## THE EXERCISE
Return all of the entries exactly as written.

:: DATA SHOWN

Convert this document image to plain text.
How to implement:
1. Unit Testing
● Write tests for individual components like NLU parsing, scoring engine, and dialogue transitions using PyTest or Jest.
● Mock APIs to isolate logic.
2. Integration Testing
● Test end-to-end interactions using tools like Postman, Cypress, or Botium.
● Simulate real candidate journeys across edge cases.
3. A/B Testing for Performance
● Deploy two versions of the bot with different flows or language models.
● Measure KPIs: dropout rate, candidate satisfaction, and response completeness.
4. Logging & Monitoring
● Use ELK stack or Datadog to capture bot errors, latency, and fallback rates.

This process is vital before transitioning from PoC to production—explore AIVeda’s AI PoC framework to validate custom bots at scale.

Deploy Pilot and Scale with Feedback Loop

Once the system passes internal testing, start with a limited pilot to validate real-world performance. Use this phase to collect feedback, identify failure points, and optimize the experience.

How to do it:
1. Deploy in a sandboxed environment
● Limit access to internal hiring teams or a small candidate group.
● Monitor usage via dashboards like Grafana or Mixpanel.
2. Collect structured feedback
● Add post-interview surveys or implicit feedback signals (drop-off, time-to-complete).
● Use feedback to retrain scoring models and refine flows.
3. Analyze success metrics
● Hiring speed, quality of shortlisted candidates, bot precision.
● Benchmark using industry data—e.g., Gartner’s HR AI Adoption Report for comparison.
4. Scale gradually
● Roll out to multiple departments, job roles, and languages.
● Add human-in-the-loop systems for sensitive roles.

::::

## RESULT BELOW
Convert this document image to plain text.
How to implement:
1. Unit Testing
● Write tests for individual components like NLU parsing, scoring engine, and dialogue transitions using PyTest or Jest.
● Mock APIs to isolate logic.
2. Integration Testing
● Test end-to-end interactions using tools like Postman, Cypress, or Botium.
● Simulate real candidate journeys across edge cases.
3. A/B Testing for Performance
● Deploy two versions of the bot with different flows or language models.
● Measure KPIs: dropout rate, candidate satisfaction, and response completeness.
4. Logging & Monitoring
● Use ELK stack or Datadog to capture bot errors, latency, and fallback rates.

This process is vital before transitioning from PoC to production—explore AIVeda’s AI PoC framework to validate custom bots at scale.

Deploy Pilot and Scale with Feedback Loop

Once the system passes internal testing, start with a limited pilot to validate real-world performance. Use this phase to collect feedback, identify failure points, and optimize the experience.

How to do it:
1. Deploy in a sandboxed environment
● Limit access to internal hiring teams or a small candidate group.
● Monitor usage via dashboards like Grafana or Mixpanel.
2. Collect structured feedback
● Add post-interview surveys or implicit feedback signals (drop-off, time-to-complete).
● Use feedback to retrain scoring models and refine flows.
3. Analyze success metrics
● Hiring speed, quality of shortlisted candidates, bot precision.
● Benchmark using industry data—e.g., Gartner’s HR AI Adoption Report for comparison.
4. Scale gradually
● Roll out to multiple departments, job roles, and languages.
● Add human-in-the-loop systems for sensitive roles.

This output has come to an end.